───── Materials provided
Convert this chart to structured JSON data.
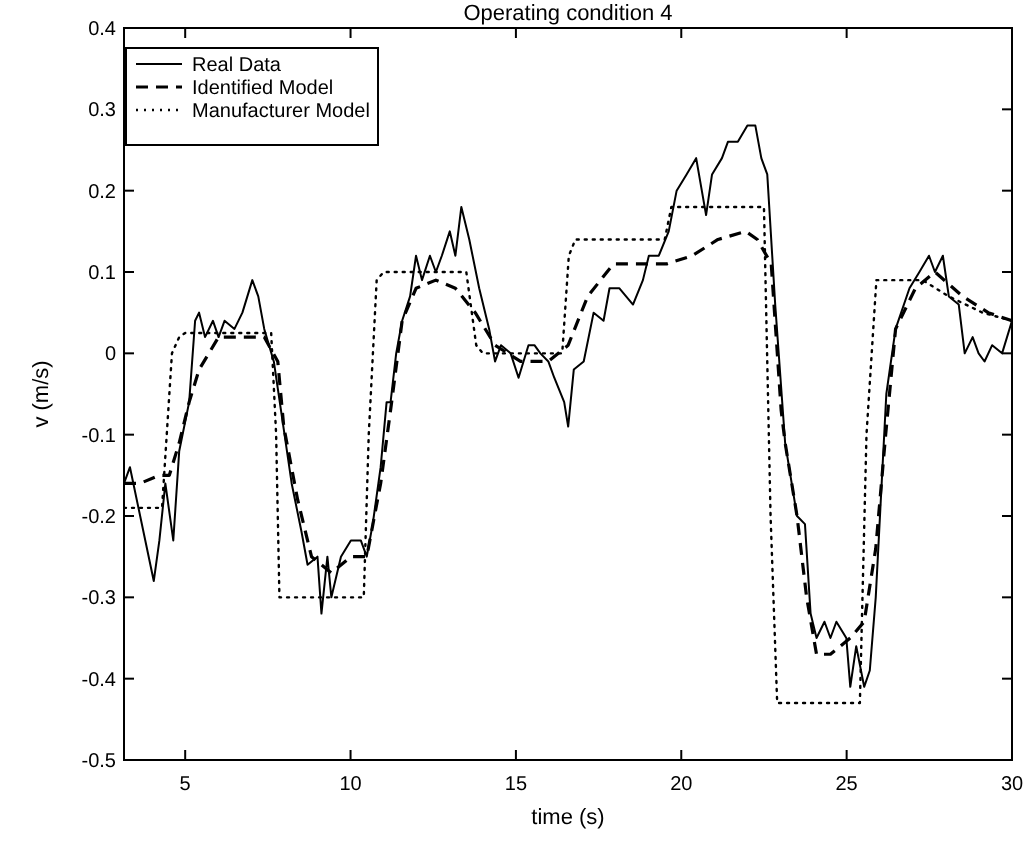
{
  "chart_data": {
    "type": "line",
    "title": "Operating condition 4",
    "xlabel": "time (s)",
    "ylabel": "v (m/s)",
    "xlim": [
      3.15,
      30
    ],
    "xticks": [
      5,
      10,
      15,
      20,
      25,
      30
    ],
    "ylim": [
      -0.5,
      0.4
    ],
    "yticks": [
      -0.5,
      -0.4,
      -0.3,
      -0.2,
      -0.1,
      0,
      0.1,
      0.2,
      0.3,
      0.4
    ],
    "grid": false,
    "legend": "top left",
    "series": [
      {
        "name": "Real Data",
        "color": "#000000",
        "line_style": "solid",
        "x": [
          3.15,
          3.33,
          4.05,
          4.22,
          4.4,
          4.64,
          4.82,
          5.12,
          5.3,
          5.42,
          5.6,
          5.84,
          6.01,
          6.19,
          6.49,
          6.73,
          7.03,
          7.21,
          7.39,
          7.68,
          8.22,
          8.52,
          8.7,
          9.0,
          9.12,
          9.3,
          9.42,
          9.71,
          10.01,
          10.31,
          10.49,
          10.67,
          10.91,
          11.09,
          11.21,
          11.38,
          11.56,
          11.8,
          11.98,
          12.16,
          12.4,
          12.58,
          12.76,
          13.0,
          13.17,
          13.35,
          13.59,
          13.89,
          14.19,
          14.37,
          14.55,
          14.84,
          15.08,
          15.38,
          15.56,
          15.74,
          15.98,
          16.16,
          16.46,
          16.58,
          16.75,
          17.05,
          17.35,
          17.65,
          17.83,
          18.13,
          18.54,
          18.84,
          19.02,
          19.32,
          19.62,
          19.86,
          20.16,
          20.45,
          20.75,
          20.93,
          21.23,
          21.41,
          21.71,
          22.0,
          22.24,
          22.42,
          22.6,
          22.84,
          23.14,
          23.5,
          23.74,
          23.91,
          24.09,
          24.33,
          24.51,
          24.69,
          24.99,
          25.11,
          25.29,
          25.53,
          25.7,
          25.88,
          26.2,
          26.48,
          26.9,
          27.2,
          27.49,
          27.67,
          27.91,
          28.09,
          28.39,
          28.57,
          28.81,
          28.99,
          29.17,
          29.4,
          29.7,
          30.0
        ],
        "values": [
          -0.16,
          -0.14,
          -0.28,
          -0.23,
          -0.16,
          -0.23,
          -0.12,
          -0.06,
          0.04,
          0.05,
          0.02,
          0.04,
          0.02,
          0.04,
          0.03,
          0.05,
          0.09,
          0.07,
          0.03,
          -0.01,
          -0.16,
          -0.22,
          -0.26,
          -0.25,
          -0.32,
          -0.25,
          -0.3,
          -0.25,
          -0.23,
          -0.23,
          -0.25,
          -0.21,
          -0.14,
          -0.06,
          -0.06,
          0.0,
          0.04,
          0.07,
          0.12,
          0.09,
          0.12,
          0.1,
          0.12,
          0.15,
          0.12,
          0.18,
          0.14,
          0.08,
          0.03,
          -0.01,
          0.01,
          0.0,
          -0.03,
          0.01,
          0.01,
          0.0,
          -0.01,
          -0.03,
          -0.06,
          -0.09,
          -0.02,
          -0.01,
          0.05,
          0.04,
          0.08,
          0.08,
          0.06,
          0.09,
          0.12,
          0.12,
          0.15,
          0.2,
          0.22,
          0.24,
          0.17,
          0.22,
          0.24,
          0.26,
          0.26,
          0.28,
          0.28,
          0.24,
          0.22,
          0.06,
          -0.11,
          -0.2,
          -0.21,
          -0.32,
          -0.35,
          -0.33,
          -0.35,
          -0.33,
          -0.35,
          -0.41,
          -0.36,
          -0.41,
          -0.39,
          -0.3,
          -0.05,
          0.03,
          0.08,
          0.1,
          0.12,
          0.1,
          0.12,
          0.07,
          0.06,
          0.0,
          0.02,
          0.0,
          -0.01,
          0.01,
          0.0,
          0.04
        ]
      },
      {
        "name": "Identified Model",
        "color": "#000000",
        "line_style": "dashed",
        "x": [
          3.15,
          3.63,
          4.22,
          4.52,
          4.82,
          5.12,
          5.42,
          6.01,
          6.61,
          7.39,
          7.8,
          7.98,
          8.4,
          8.82,
          9.42,
          10.01,
          10.49,
          10.91,
          11.21,
          11.56,
          11.98,
          12.58,
          13.17,
          13.77,
          14.37,
          15.14,
          15.98,
          16.58,
          17.17,
          17.95,
          18.96,
          19.56,
          20.33,
          21.11,
          21.95,
          22.3,
          22.72,
          23.02,
          23.14,
          23.5,
          23.79,
          24.09,
          24.51,
          25.11,
          25.53,
          25.88,
          26.18,
          26.48,
          27.08,
          27.67,
          28.51,
          29.28,
          30.0
        ],
        "values": [
          -0.16,
          -0.16,
          -0.15,
          -0.15,
          -0.11,
          -0.06,
          -0.02,
          0.02,
          0.02,
          0.02,
          -0.01,
          -0.09,
          -0.18,
          -0.25,
          -0.27,
          -0.25,
          -0.25,
          -0.16,
          -0.07,
          0.04,
          0.08,
          0.09,
          0.08,
          0.05,
          0.01,
          -0.01,
          -0.01,
          0.01,
          0.07,
          0.11,
          0.11,
          0.11,
          0.12,
          0.14,
          0.15,
          0.14,
          0.11,
          -0.07,
          -0.11,
          -0.2,
          -0.3,
          -0.37,
          -0.37,
          -0.35,
          -0.33,
          -0.24,
          -0.1,
          0.03,
          0.08,
          0.1,
          0.07,
          0.05,
          0.04
        ]
      },
      {
        "name": "Manufacturer Model",
        "color": "#000000",
        "line_style": "dotted",
        "x": [
          3.15,
          4.3,
          4.6,
          4.82,
          5.0,
          7.6,
          7.75,
          7.85,
          10.4,
          10.55,
          10.79,
          11.0,
          13.5,
          13.8,
          14.0,
          16.4,
          16.6,
          16.8,
          19.5,
          19.7,
          22.5,
          22.7,
          22.9,
          25.4,
          25.6,
          25.9,
          27.3,
          28.09,
          29.11,
          30.0
        ],
        "values": [
          -0.19,
          -0.19,
          0.0,
          0.02,
          0.025,
          0.025,
          -0.1,
          -0.3,
          -0.3,
          -0.1,
          0.09,
          0.1,
          0.1,
          0.01,
          0.0,
          0.0,
          0.12,
          0.14,
          0.14,
          0.18,
          0.18,
          -0.2,
          -0.43,
          -0.43,
          -0.1,
          0.09,
          0.09,
          0.07,
          0.05,
          0.04
        ]
      }
    ]
  }
}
──────────
> _Required task_: Quote the records in full and exactly; skip any image.

> _Output for this exercise_:
Convert this chart to structured JSON data.
{
  "chart_data": {
    "type": "line",
    "title": "Operating condition 4",
    "xlabel": "time (s)",
    "ylabel": "v (m/s)",
    "xlim": [
      3.15,
      30
    ],
    "xticks": [
      5,
      10,
      15,
      20,
      25,
      30
    ],
    "ylim": [
      -0.5,
      0.4
    ],
    "yticks": [
      -0.5,
      -0.4,
      -0.3,
      -0.2,
      -0.1,
      0,
      0.1,
      0.2,
      0.3,
      0.4
    ],
    "grid": false,
    "legend": "top left",
    "series": [
      {
        "name": "Real Data",
        "color": "#000000",
        "line_style": "solid",
        "x": [
          3.15,
          3.33,
          4.05,
          4.22,
          4.4,
          4.64,
          4.82,
          5.12,
          5.3,
          5.42,
          5.6,
          5.84,
          6.01,
          6.19,
          6.49,
          6.73,
          7.03,
          7.21,
          7.39,
          7.68,
          8.22,
          8.52,
          8.7,
          9.0,
          9.12,
          9.3,
          9.42,
          9.71,
          10.01,
          10.31,
          10.49,
          10.67,
          10.91,
          11.09,
          11.21,
          11.38,
          11.56,
          11.8,
          11.98,
          12.16,
          12.4,
          12.58,
          12.76,
          13.0,
          13.17,
          13.35,
          13.59,
          13.89,
          14.19,
          14.37,
          14.55,
          14.84,
          15.08,
          15.38,
          15.56,
          15.74,
          15.98,
          16.16,
          16.46,
          16.58,
          16.75,
          17.05,
          17.35,
          17.65,
          17.83,
          18.13,
          18.54,
          18.84,
          19.02,
          19.32,
          19.62,
          19.86,
          20.16,
          20.45,
          20.75,
          20.93,
          21.23,
          21.41,
          21.71,
          22.0,
          22.24,
          22.42,
          22.6,
          22.84,
          23.14,
          23.5,
          23.74,
          23.91,
          24.09,
          24.33,
          24.51,
          24.69,
          24.99,
          25.11,
          25.29,
          25.53,
          25.7,
          25.88,
          26.2,
          26.48,
          26.9,
          27.2,
          27.49,
          27.67,
          27.91,
          28.09,
          28.39,
          28.57,
          28.81,
          28.99,
          29.17,
          29.4,
          29.7,
          30.0
        ],
        "values": [
          -0.16,
          -0.14,
          -0.28,
          -0.23,
          -0.16,
          -0.23,
          -0.12,
          -0.06,
          0.04,
          0.05,
          0.02,
          0.04,
          0.02,
          0.04,
          0.03,
          0.05,
          0.09,
          0.07,
          0.03,
          -0.01,
          -0.16,
          -0.22,
          -0.26,
          -0.25,
          -0.32,
          -0.25,
          -0.3,
          -0.25,
          -0.23,
          -0.23,
          -0.25,
          -0.21,
          -0.14,
          -0.06,
          -0.06,
          0.0,
          0.04,
          0.07,
          0.12,
          0.09,
          0.12,
          0.1,
          0.12,
          0.15,
          0.12,
          0.18,
          0.14,
          0.08,
          0.03,
          -0.01,
          0.01,
          0.0,
          -0.03,
          0.01,
          0.01,
          0.0,
          -0.01,
          -0.03,
          -0.06,
          -0.09,
          -0.02,
          -0.01,
          0.05,
          0.04,
          0.08,
          0.08,
          0.06,
          0.09,
          0.12,
          0.12,
          0.15,
          0.2,
          0.22,
          0.24,
          0.17,
          0.22,
          0.24,
          0.26,
          0.26,
          0.28,
          0.28,
          0.24,
          0.22,
          0.06,
          -0.11,
          -0.2,
          -0.21,
          -0.32,
          -0.35,
          -0.33,
          -0.35,
          -0.33,
          -0.35,
          -0.41,
          -0.36,
          -0.41,
          -0.39,
          -0.3,
          -0.05,
          0.03,
          0.08,
          0.1,
          0.12,
          0.1,
          0.12,
          0.07,
          0.06,
          0.0,
          0.02,
          0.0,
          -0.01,
          0.01,
          0.0,
          0.04
        ]
      },
      {
        "name": "Identified Model",
        "color": "#000000",
        "line_style": "dashed",
        "x": [
          3.15,
          3.63,
          4.22,
          4.52,
          4.82,
          5.12,
          5.42,
          6.01,
          6.61,
          7.39,
          7.8,
          7.98,
          8.4,
          8.82,
          9.42,
          10.01,
          10.49,
          10.91,
          11.21,
          11.56,
          11.98,
          12.58,
          13.17,
          13.77,
          14.37,
          15.14,
          15.98,
          16.58,
          17.17,
          17.95,
          18.96,
          19.56,
          20.33,
          21.11,
          21.95,
          22.3,
          22.72,
          23.02,
          23.14,
          23.5,
          23.79,
          24.09,
          24.51,
          25.11,
          25.53,
          25.88,
          26.18,
          26.48,
          27.08,
          27.67,
          28.51,
          29.28,
          30.0
        ],
        "values": [
          -0.16,
          -0.16,
          -0.15,
          -0.15,
          -0.11,
          -0.06,
          -0.02,
          0.02,
          0.02,
          0.02,
          -0.01,
          -0.09,
          -0.18,
          -0.25,
          -0.27,
          -0.25,
          -0.25,
          -0.16,
          -0.07,
          0.04,
          0.08,
          0.09,
          0.08,
          0.05,
          0.01,
          -0.01,
          -0.01,
          0.01,
          0.07,
          0.11,
          0.11,
          0.11,
          0.12,
          0.14,
          0.15,
          0.14,
          0.11,
          -0.07,
          -0.11,
          -0.2,
          -0.3,
          -0.37,
          -0.37,
          -0.35,
          -0.33,
          -0.24,
          -0.1,
          0.03,
          0.08,
          0.1,
          0.07,
          0.05,
          0.04
        ]
      },
      {
        "name": "Manufacturer Model",
        "color": "#000000",
        "line_style": "dotted",
        "x": [
          3.15,
          4.3,
          4.6,
          4.82,
          5.0,
          7.6,
          7.75,
          7.85,
          10.4,
          10.55,
          10.79,
          11.0,
          13.5,
          13.8,
          14.0,
          16.4,
          16.6,
          16.8,
          19.5,
          19.7,
          22.5,
          22.7,
          22.9,
          25.4,
          25.6,
          25.9,
          27.3,
          28.09,
          29.11,
          30.0
        ],
        "values": [
          -0.19,
          -0.19,
          0.0,
          0.02,
          0.025,
          0.025,
          -0.1,
          -0.3,
          -0.3,
          -0.1,
          0.09,
          0.1,
          0.1,
          0.01,
          0.0,
          0.0,
          0.12,
          0.14,
          0.14,
          0.18,
          0.18,
          -0.2,
          -0.43,
          -0.43,
          -0.1,
          0.09,
          0.09,
          0.07,
          0.05,
          0.04
        ]
      }
    ]
  }
}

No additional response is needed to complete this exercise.